● Exercise instructions: Pictures do not belong in the copy. Return all of the entries exactly.

begin

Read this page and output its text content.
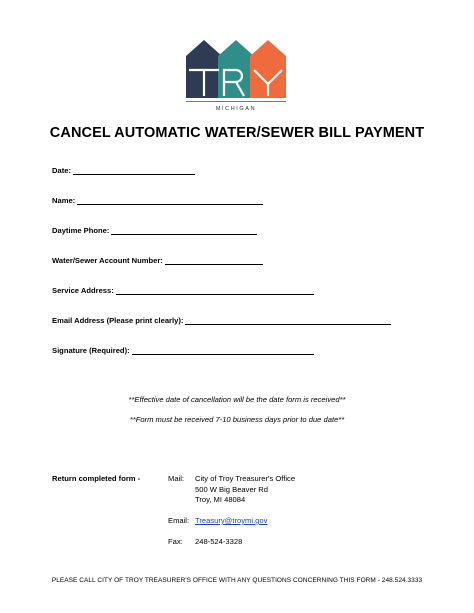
MICHIGAN
CANCEL AUTOMATIC WATER/SEWER BILL PAYMENT
Date:
Name:
Daytime Phone:
Water/Sewer Account Number:
Service Address:
Email Address (Please print clearly):
Signature (Required):
**Effective date of cancellation will be the date form is received**
**Form must be received 7-10 business days prior to due date**
Return completed form -	Mail: City of Troy Treasurer's Office
500 W Big Beaver Rd
Troy, MI 48084
Email: Treasury@troymi.gov
Fax: 248-524-3328
PLEASE CALL CITY OF TROY TREASURER'S OFFICE WITH ANY QUESTIONS CONCERNING THIS FORM - 248.524.3333
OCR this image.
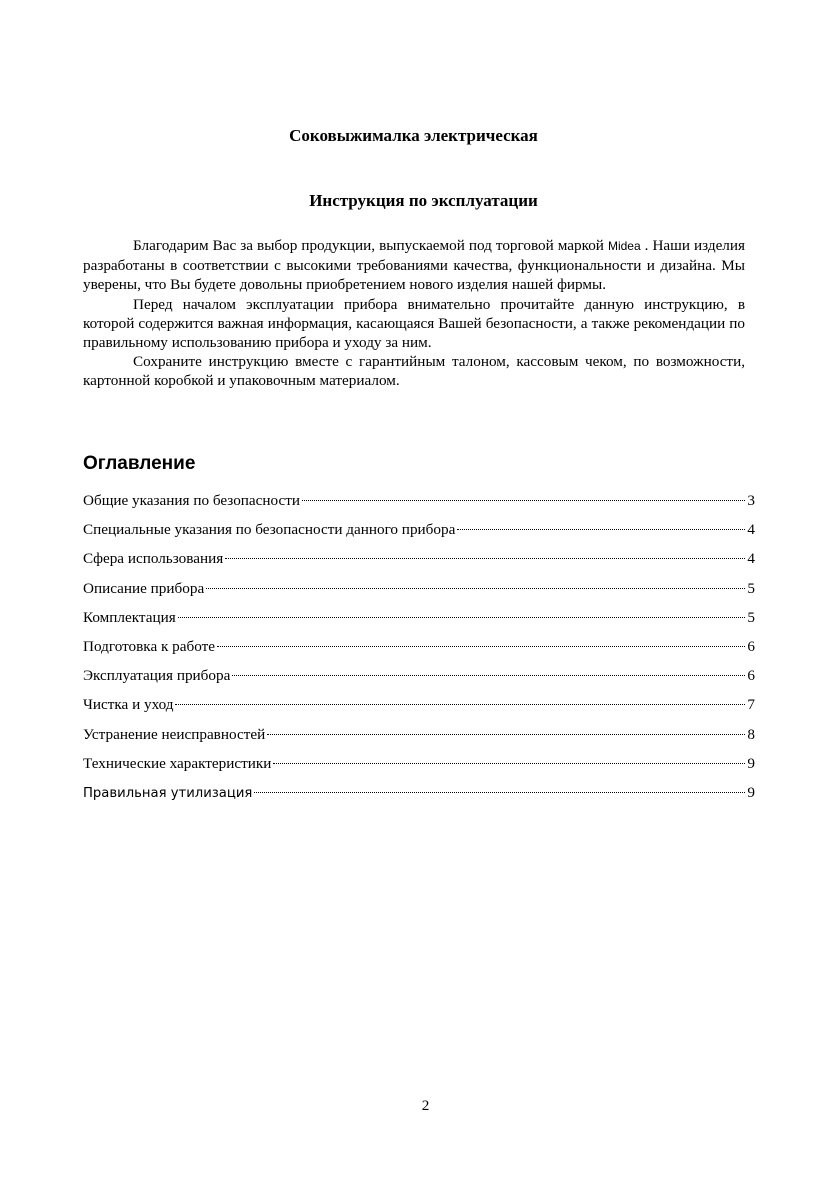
Соковыжималка электрическая
Инструкция по эксплуатации

Благодарим Вас за выбор продукции, выпускаемой под торговой маркой Midea . Наши изделия разработаны в соответствии с высокими требованиями качества, функциональности и дизайна. Мы уверены, что Вы будете довольны приобретением нового изделия нашей фирмы.

Перед началом эксплуатации прибора внимательно прочитайте данную инструкцию, в которой содержится важная информация, касающаяся Вашей безопасности, а также рекомендации по правильному использованию прибора и уходу за ним.

Сохраните инструкцию вместе с гарантийным талоном, кассовым чеком, по возможности, картонной коробкой и упаковочным материалом.

Оглавление
Общие указания по безопасности	3
Специальные указания по безопасности данного прибора	4
Сфера использования	4
Описание прибора	5
Комплектация	5
Подготовка к работе	6
Эксплуатация прибора	6
Чистка и уход	7
Устранение неисправностей	8
Технические характеристики	9
Правильная утилизация	9
2
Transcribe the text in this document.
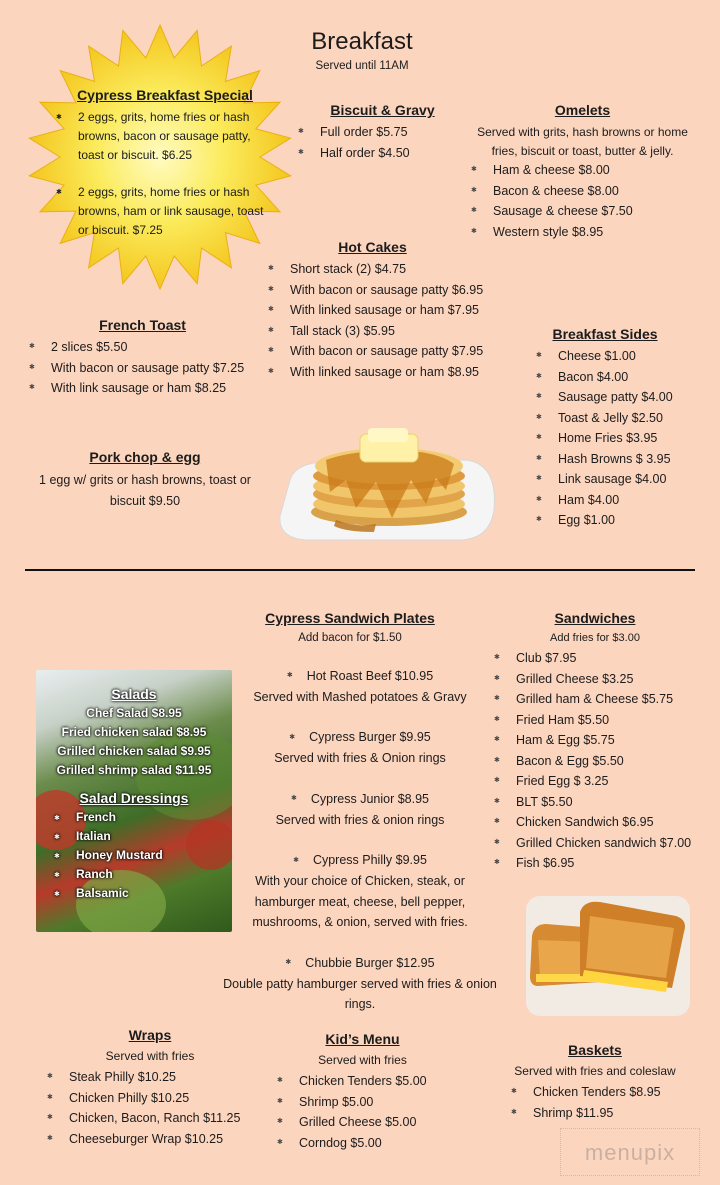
Breakfast
Served until 11AM
Cypress Breakfast Special
✱ 2 eggs, grits, home fries or hash
browns, bacon or sausage patty,
toast or biscuit. $6.25
✱ 2 eggs, grits, home fries or hash
browns, ham or link sausage, toast
or biscuit. $7.25
Biscuit & Gravy
✱ Full order $5.75
✱ Half order $4.50
Omelets
Served with grits, hash browns or home
fries, biscuit or toast, butter & jelly.
✱ Ham & cheese $8.00
✱ Bacon & cheese $8.00
✱ Sausage & cheese $7.50
✱ Western style $8.95
Hot Cakes
✱ Short stack (2) $4.75
✱ With bacon or sausage patty $6.95
✱ With linked sausage or ham $7.95
✱ Tall stack (3) $5.95
✱ With bacon or sausage patty $7.95
✱ With linked sausage or ham $8.95
French Toast
✱ 2 slices $5.50
✱ With bacon or sausage patty $7.25
✱ With link sausage or ham $8.25
Breakfast Sides
✱ Cheese $1.00
✱ Bacon $4.00
✱ Sausage patty $4.00
✱ Toast & Jelly $2.50
✱ Home Fries $3.95
✱ Hash Browns $ 3.95
✱ Link sausage $4.00
✱ Ham $4.00
✱ Egg $1.00
Pork chop & egg
1 egg w/ grits or hash browns, toast or
biscuit $9.50
Cypress Sandwich Plates
Add bacon for $1.50
✱ Hot Roast Beef $10.95
Served with Mashed potatoes & Gravy
✱ Cypress Burger $9.95
Served with fries & Onion rings
✱ Cypress Junior $8.95
Served with fries & onion rings
✱ Cypress Philly $9.95
With your choice of Chicken, steak, or
hamburger meat, cheese, bell pepper,
mushrooms, & onion, served with fries.
✱ Chubbie Burger $12.95
Double patty hamburger served with fries & onion
rings.
Sandwiches
Add fries for $3.00
✱ Club $7.95
✱ Grilled Cheese $3.25
✱ Grilled ham & Cheese $5.75
✱ Fried Ham $5.50
✱ Ham & Egg $5.75
✱ Bacon & Egg $5.50
✱ Fried Egg $ 3.25
✱ BLT $5.50
✱ Chicken Sandwich $6.95
✱ Grilled Chicken sandwich $7.00
✱ Fish $6.95
Salads
Chef Salad $8.95
Fried chicken salad $8.95
Grilled chicken salad $9.95
Grilled shrimp salad $11.95
Salad Dressings
✱ French
✱ Italian
✱ Honey Mustard
✱ Ranch
✱ Balsamic
Wraps
Served with fries
✱ Steak Philly $10.25
✱ Chicken Philly $10.25
✱ Chicken, Bacon, Ranch $11.25
✱ Cheeseburger Wrap $10.25
Kid’s Menu
Served with fries
✱ Chicken Tenders $5.00
✱ Shrimp $5.00
✱ Grilled Cheese $5.00
✱ Corndog $5.00
Baskets
Served with fries and coleslaw
✱ Chicken Tenders $8.95
✱ Shrimp $11.95
menupix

end

● Task response:
Read this page and output its text content.
MICHIGAN
CANCEL AUTOMATIC WATER/SEWER BILL PAYMENT
Date:
Name:
Daytime Phone:
Water/Sewer Account Number:
Service Address:
Email Address (Please print clearly):
Signature (Required):
**Effective date of cancellation will be the date form is received**
**Form must be received 7-10 business days prior to due date**
Return completed form -	Mail: City of Troy Treasurer's Office
500 W Big Beaver Rd
Troy, MI 48084
Email: Treasury@troymi.gov
Fax: 248-524-3328
PLEASE CALL CITY OF TROY TREASURER'S OFFICE WITH ANY QUESTIONS CONCERNING THIS FORM - 248.524.3333
OCR this image.
Соковыжималка электрическая
Инструкция по эксплуатации

Благодарим Вас за выбор продукции, выпускаемой под торговой маркой Midea . Наши изделия разработаны в соответствии с высокими требованиями качества, функциональности и дизайна. Мы уверены, что Вы будете довольны приобретением нового изделия нашей фирмы.

Перед началом эксплуатации прибора внимательно прочитайте данную инструкцию, в которой содержится важная информация, касающаяся Вашей безопасности, а также рекомендации по правильному использованию прибора и уходу за ним.

Сохраните инструкцию вместе с гарантийным талоном, кассовым чеком, по возможности, картонной коробкой и упаковочным материалом.

Оглавление
Общие указания по безопасности	3
Специальные указания по безопасности данного прибора	4
Сфера использования	4
Описание прибора	5
Комплектация	5
Подготовка к работе	6
Эксплуатация прибора	6
Чистка и уход	7
Устранение неисправностей	8
Технические характеристики	9
Правильная утилизация	9
2
Transcribe the text in this document.
Breakfast
Served until 11AM
Cypress Breakfast Special
✱ 2 eggs, grits, home fries or hash
browns, bacon or sausage patty,
toast or biscuit. $6.25
✱ 2 eggs, grits, home fries or hash
browns, ham or link sausage, toast
or biscuit. $7.25
Biscuit & Gravy
✱ Full order $5.75
✱ Half order $4.50
Omelets
Served with grits, hash browns or home
fries, biscuit or toast, butter & jelly.
✱ Ham & cheese $8.00
✱ Bacon & cheese $8.00
✱ Sausage & cheese $7.50
✱ Western style $8.95
Hot Cakes
✱ Short stack (2) $4.75
✱ With bacon or sausage patty $6.95
✱ With linked sausage or ham $7.95
✱ Tall stack (3) $5.95
✱ With bacon or sausage patty $7.95
✱ With linked sausage or ham $8.95
French Toast
✱ 2 slices $5.50
✱ With bacon or sausage patty $7.25
✱ With link sausage or ham $8.25
Breakfast Sides
✱ Cheese $1.00
✱ Bacon $4.00
✱ Sausage patty $4.00
✱ Toast & Jelly $2.50
✱ Home Fries $3.95
✱ Hash Browns $ 3.95
✱ Link sausage $4.00
✱ Ham $4.00
✱ Egg $1.00
Pork chop & egg
1 egg w/ grits or hash browns, toast or
biscuit $9.50
Cypress Sandwich Plates
Add bacon for $1.50
✱ Hot Roast Beef $10.95
Served with Mashed potatoes & Gravy
✱ Cypress Burger $9.95
Served with fries & Onion rings
✱ Cypress Junior $8.95
Served with fries & onion rings
✱ Cypress Philly $9.95
With your choice of Chicken, steak, or
hamburger meat, cheese, bell pepper,
mushrooms, & onion, served with fries.
✱ Chubbie Burger $12.95
Double patty hamburger served with fries & onion
rings.
Sandwiches
Add fries for $3.00
✱ Club $7.95
✱ Grilled Cheese $3.25
✱ Grilled ham & Cheese $5.75
✱ Fried Ham $5.50
✱ Ham & Egg $5.75
✱ Bacon & Egg $5.50
✱ Fried Egg $ 3.25
✱ BLT $5.50
✱ Chicken Sandwich $6.95
✱ Grilled Chicken sandwich $7.00
✱ Fish $6.95
Salads
Chef Salad $8.95
Fried chicken salad $8.95
Grilled chicken salad $9.95
Grilled shrimp salad $11.95
Salad Dressings
✱ French
✱ Italian
✱ Honey Mustard
✱ Ranch
✱ Balsamic
Wraps
Served with fries
✱ Steak Philly $10.25
✱ Chicken Philly $10.25
✱ Chicken, Bacon, Ranch $11.25
✱ Cheeseburger Wrap $10.25
Kid’s Menu
Served with fries
✱ Chicken Tenders $5.00
✱ Shrimp $5.00
✱ Grilled Cheese $5.00
✱ Corndog $5.00
Baskets
Served with fries and coleslaw
✱ Chicken Tenders $8.95
✱ Shrimp $11.95
menupix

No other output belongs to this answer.